Task objective -> Reproduce all records verbatim.

(Extracted records)
***

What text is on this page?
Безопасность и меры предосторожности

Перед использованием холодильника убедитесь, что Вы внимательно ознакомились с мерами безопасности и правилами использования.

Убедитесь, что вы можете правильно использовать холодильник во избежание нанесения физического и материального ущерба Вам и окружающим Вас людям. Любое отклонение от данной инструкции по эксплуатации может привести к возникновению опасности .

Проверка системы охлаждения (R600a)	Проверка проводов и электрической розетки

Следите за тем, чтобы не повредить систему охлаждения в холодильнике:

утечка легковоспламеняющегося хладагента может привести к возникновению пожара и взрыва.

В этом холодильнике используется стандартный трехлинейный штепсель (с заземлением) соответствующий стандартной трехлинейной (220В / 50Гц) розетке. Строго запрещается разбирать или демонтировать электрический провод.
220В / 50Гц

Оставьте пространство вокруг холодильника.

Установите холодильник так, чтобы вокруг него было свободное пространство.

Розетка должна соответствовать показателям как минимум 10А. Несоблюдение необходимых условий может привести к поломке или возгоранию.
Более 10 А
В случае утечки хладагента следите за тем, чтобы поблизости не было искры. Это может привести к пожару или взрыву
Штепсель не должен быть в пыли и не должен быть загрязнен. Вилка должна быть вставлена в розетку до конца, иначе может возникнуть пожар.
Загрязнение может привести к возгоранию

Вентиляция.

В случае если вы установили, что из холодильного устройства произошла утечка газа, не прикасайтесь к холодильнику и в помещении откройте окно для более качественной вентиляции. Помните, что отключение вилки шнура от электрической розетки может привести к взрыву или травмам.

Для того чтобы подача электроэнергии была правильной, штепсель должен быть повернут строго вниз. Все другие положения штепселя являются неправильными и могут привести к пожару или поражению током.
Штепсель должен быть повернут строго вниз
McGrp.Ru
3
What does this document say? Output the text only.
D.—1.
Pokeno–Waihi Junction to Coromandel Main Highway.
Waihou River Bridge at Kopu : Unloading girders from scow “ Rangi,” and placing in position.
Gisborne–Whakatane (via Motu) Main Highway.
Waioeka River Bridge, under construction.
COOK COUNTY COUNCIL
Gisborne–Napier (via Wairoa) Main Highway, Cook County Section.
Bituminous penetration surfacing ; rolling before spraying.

***

Reply ->
What text is on this page?
Безопасность и меры предосторожности

Перед использованием холодильника убедитесь, что Вы внимательно ознакомились с мерами безопасности и правилами использования.

Убедитесь, что вы можете правильно использовать холодильник во избежание нанесения физического и материального ущерба Вам и окружающим Вас людям. Любое отклонение от данной инструкции по эксплуатации может привести к возникновению опасности .

Проверка системы охлаждения (R600a)	Проверка проводов и электрической розетки

Следите за тем, чтобы не повредить систему охлаждения в холодильнике:

утечка легковоспламеняющегося хладагента может привести к возникновению пожара и взрыва.

В этом холодильнике используется стандартный трехлинейный штепсель (с заземлением) соответствующий стандартной трехлинейной (220В / 50Гц) розетке. Строго запрещается разбирать или демонтировать электрический провод.
220В / 50Гц

Оставьте пространство вокруг холодильника.

Установите холодильник так, чтобы вокруг него было свободное пространство.

Розетка должна соответствовать показателям как минимум 10А. Несоблюдение необходимых условий может привести к поломке или возгоранию.
Более 10 А
В случае утечки хладагента следите за тем, чтобы поблизости не было искры. Это может привести к пожару или взрыву
Штепсель не должен быть в пыли и не должен быть загрязнен. Вилка должна быть вставлена в розетку до конца, иначе может возникнуть пожар.
Загрязнение может привести к возгоранию

Вентиляция.

В случае если вы установили, что из холодильного устройства произошла утечка газа, не прикасайтесь к холодильнику и в помещении откройте окно для более качественной вентиляции. Помните, что отключение вилки шнура от электрической розетки может привести к взрыву или травмам.

Для того чтобы подача электроэнергии была правильной, штепсель должен быть повернут строго вниз. Все другие положения штепселя являются неправильными и могут привести к пожару или поражению током.
Штепсель должен быть повернут строго вниз
McGrp.Ru
3
What does this document say? Output the text only.
D.—1.
Pokeno–Waihi Junction to Coromandel Main Highway.
Waihou River Bridge at Kopu : Unloading girders from scow “ Rangi,” and placing in position.
Gisborne–Whakatane (via Motu) Main Highway.
Waioeka River Bridge, under construction.
COOK COUNTY COUNCIL
Gisborne–Napier (via Wairoa) Main Highway, Cook County Section.
Bituminous penetration surfacing ; rolling before spraying.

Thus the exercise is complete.